▶ _DATA IN THIS EXERCISE_:
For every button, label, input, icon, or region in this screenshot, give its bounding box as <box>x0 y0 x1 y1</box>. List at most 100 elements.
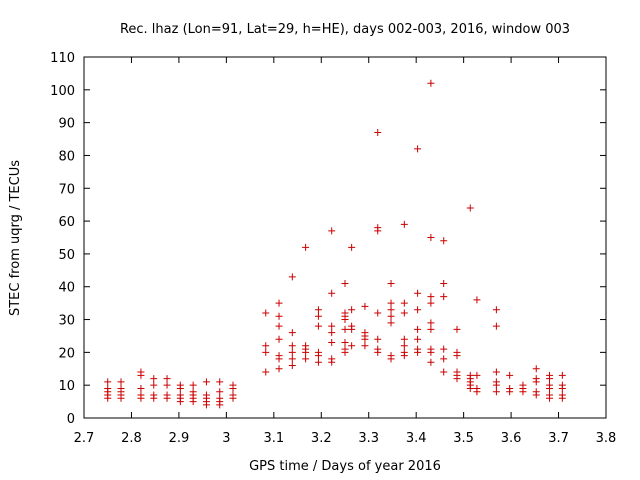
x-tick-label: 3.8 <box>596 431 617 446</box>
data-point <box>328 329 336 337</box>
data-point <box>202 391 210 399</box>
data-point <box>341 345 349 353</box>
data-point <box>387 279 395 287</box>
data-point <box>387 306 395 314</box>
data-point <box>400 335 408 343</box>
data-point <box>216 378 224 386</box>
data-point <box>150 381 158 389</box>
y-tick-label: 110 <box>50 51 75 66</box>
y-tick-label: 70 <box>58 182 75 197</box>
x-tick-label: 2.8 <box>121 431 142 446</box>
data-point <box>348 306 356 314</box>
y-tick-label: 60 <box>58 215 75 230</box>
y-tick-label: 100 <box>50 84 75 99</box>
data-point <box>150 375 158 383</box>
data-point <box>374 335 382 343</box>
data-point <box>150 391 158 399</box>
data-point <box>361 329 369 337</box>
data-point <box>302 355 310 363</box>
data-point <box>374 345 382 353</box>
data-point <box>163 391 171 399</box>
data-point <box>189 381 197 389</box>
y-tick-label: 20 <box>58 346 75 361</box>
data-point <box>414 289 422 297</box>
data-point <box>341 309 349 317</box>
data-point <box>546 381 554 389</box>
data-point <box>341 279 349 287</box>
data-point <box>328 289 336 297</box>
data-point <box>302 342 310 350</box>
data-point <box>440 355 448 363</box>
data-point <box>453 368 461 376</box>
data-point <box>216 394 224 402</box>
data-point <box>473 371 481 379</box>
data-point <box>117 378 125 386</box>
data-point <box>492 378 500 386</box>
data-point <box>374 128 382 136</box>
data-point <box>387 299 395 307</box>
y-tick-label: 80 <box>58 149 75 164</box>
data-point <box>275 312 283 320</box>
y-tick-label: 50 <box>58 248 75 263</box>
x-tick-label: 3.7 <box>548 431 569 446</box>
data-point <box>440 345 448 353</box>
data-point <box>314 348 322 356</box>
data-point <box>176 391 184 399</box>
data-point <box>341 339 349 347</box>
data-point <box>302 243 310 251</box>
data-point <box>532 388 540 396</box>
x-tick-label: 3.1 <box>263 431 284 446</box>
data-point <box>427 345 435 353</box>
data-point <box>314 322 322 330</box>
data-point <box>427 325 435 333</box>
data-point <box>341 325 349 333</box>
data-point <box>163 381 171 389</box>
data-point <box>117 384 125 392</box>
data-point <box>414 306 422 314</box>
data-point <box>314 312 322 320</box>
data-point <box>414 325 422 333</box>
data-point <box>202 378 210 386</box>
data-point <box>427 79 435 87</box>
data-point <box>387 312 395 320</box>
data-point <box>558 381 566 389</box>
data-point <box>314 306 322 314</box>
data-point <box>400 309 408 317</box>
y-tick-label: 10 <box>58 379 75 394</box>
data-point <box>275 365 283 373</box>
data-point <box>104 384 112 392</box>
data-point <box>328 339 336 347</box>
data-point <box>216 388 224 396</box>
data-point <box>328 322 336 330</box>
data-point <box>137 368 145 376</box>
data-point <box>314 358 322 366</box>
x-tick-label: 3 <box>222 431 230 446</box>
y-tick-label: 0 <box>67 412 75 427</box>
data-point <box>374 309 382 317</box>
y-axis: 0 10 20 30 40 50 60 70 80 90 100 110 <box>50 51 606 427</box>
x-tick-label: 3.6 <box>501 431 522 446</box>
data-point <box>262 309 270 317</box>
data-point <box>440 279 448 287</box>
x-tick-label: 3.3 <box>358 431 379 446</box>
data-point <box>400 348 408 356</box>
data-point <box>275 299 283 307</box>
data-point <box>262 368 270 376</box>
data-point <box>348 243 356 251</box>
y-tick-label: 30 <box>58 314 75 329</box>
data-point <box>546 371 554 379</box>
data-point <box>546 391 554 399</box>
data-point <box>229 381 237 389</box>
data-point <box>288 355 296 363</box>
data-point <box>348 322 356 330</box>
data-point <box>400 220 408 228</box>
data-point <box>466 371 474 379</box>
data-point <box>427 293 435 301</box>
data-point <box>492 368 500 376</box>
x-tick-label: 3.2 <box>311 431 332 446</box>
x-tick-label: 2.9 <box>169 431 190 446</box>
x-axis-label: GPS time / Days of year 2016 <box>249 459 441 474</box>
data-point <box>189 388 197 396</box>
data-point <box>288 273 296 281</box>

▶ _TO BE DONE_:
Rewrite the records above, replacing every "data-point" with "scatter-point" and leaving everything else the same. Omit the pictures.

▶ _EXERCISE RESULT_:
For every button, label, input, icon, or region in this screenshot, give its bounding box as <box>x0 y0 x1 y1</box>. List at most 100 elements.
x-tick-label: 3.8 <box>596 431 617 446</box>
scatter-point <box>328 329 336 337</box>
scatter-point <box>202 391 210 399</box>
scatter-point <box>341 345 349 353</box>
scatter-point <box>387 279 395 287</box>
scatter-point <box>387 306 395 314</box>
scatter-point <box>400 335 408 343</box>
scatter-point <box>216 378 224 386</box>
scatter-point <box>150 381 158 389</box>
y-tick-label: 110 <box>50 51 75 66</box>
y-tick-label: 70 <box>58 182 75 197</box>
x-tick-label: 2.8 <box>121 431 142 446</box>
scatter-point <box>348 306 356 314</box>
y-tick-label: 60 <box>58 215 75 230</box>
y-tick-label: 100 <box>50 84 75 99</box>
scatter-point <box>150 375 158 383</box>
scatter-point <box>374 335 382 343</box>
scatter-point <box>150 391 158 399</box>
scatter-point <box>361 329 369 337</box>
scatter-point <box>302 355 310 363</box>
scatter-point <box>374 345 382 353</box>
scatter-point <box>163 391 171 399</box>
scatter-point <box>189 381 197 389</box>
y-tick-label: 20 <box>58 346 75 361</box>
scatter-point <box>414 289 422 297</box>
scatter-point <box>341 309 349 317</box>
scatter-point <box>546 381 554 389</box>
scatter-point <box>341 279 349 287</box>
scatter-point <box>328 289 336 297</box>
scatter-point <box>302 342 310 350</box>
scatter-point <box>440 355 448 363</box>
scatter-point <box>453 368 461 376</box>
scatter-point <box>216 394 224 402</box>
scatter-point <box>473 371 481 379</box>
scatter-point <box>117 378 125 386</box>
scatter-point <box>492 378 500 386</box>
scatter-point <box>374 128 382 136</box>
scatter-point <box>387 299 395 307</box>
y-tick-label: 80 <box>58 149 75 164</box>
scatter-point <box>275 312 283 320</box>
y-tick-label: 50 <box>58 248 75 263</box>
x-tick-label: 3.7 <box>548 431 569 446</box>
scatter-point <box>440 345 448 353</box>
scatter-point <box>314 348 322 356</box>
scatter-point <box>176 391 184 399</box>
scatter-point <box>341 339 349 347</box>
scatter-point <box>302 243 310 251</box>
scatter-point <box>532 388 540 396</box>
x-tick-label: 3.1 <box>263 431 284 446</box>
scatter-point <box>427 345 435 353</box>
scatter-point <box>314 322 322 330</box>
scatter-point <box>427 325 435 333</box>
scatter-point <box>341 325 349 333</box>
scatter-point <box>163 381 171 389</box>
scatter-point <box>117 384 125 392</box>
scatter-point <box>414 306 422 314</box>
scatter-point <box>314 312 322 320</box>
scatter-point <box>414 325 422 333</box>
scatter-point <box>202 378 210 386</box>
scatter-point <box>427 79 435 87</box>
scatter-point <box>387 312 395 320</box>
scatter-point <box>558 381 566 389</box>
scatter-point <box>314 306 322 314</box>
scatter-point <box>400 309 408 317</box>
y-tick-label: 10 <box>58 379 75 394</box>
scatter-point <box>275 365 283 373</box>
scatter-point <box>104 384 112 392</box>
scatter-point <box>328 339 336 347</box>
scatter-point <box>216 388 224 396</box>
scatter-point <box>328 322 336 330</box>
scatter-point <box>137 368 145 376</box>
scatter-point <box>314 358 322 366</box>
x-tick-label: 3 <box>222 431 230 446</box>
y-tick-label: 0 <box>67 412 75 427</box>
scatter-point <box>374 309 382 317</box>
y-axis: 0 10 20 30 40 50 60 70 80 90 100 110 <box>50 51 606 427</box>
x-tick-label: 3.6 <box>501 431 522 446</box>
scatter-point <box>262 309 270 317</box>
scatter-point <box>440 279 448 287</box>
x-tick-label: 3.3 <box>358 431 379 446</box>
scatter-point <box>400 348 408 356</box>
scatter-point <box>275 299 283 307</box>
scatter-point <box>262 368 270 376</box>
scatter-point <box>348 243 356 251</box>
y-tick-label: 30 <box>58 314 75 329</box>
scatter-point <box>546 371 554 379</box>
scatter-point <box>546 391 554 399</box>
scatter-point <box>229 381 237 389</box>
scatter-point <box>288 355 296 363</box>
scatter-point <box>348 322 356 330</box>
scatter-point <box>400 220 408 228</box>
scatter-point <box>466 371 474 379</box>
scatter-point <box>427 293 435 301</box>
scatter-point <box>492 368 500 376</box>
x-tick-label: 3.2 <box>311 431 332 446</box>
x-tick-label: 2.9 <box>169 431 190 446</box>
x-axis-label: GPS time / Days of year 2016 <box>249 459 441 474</box>
scatter-point <box>189 388 197 396</box>
scatter-point <box>288 273 296 281</box>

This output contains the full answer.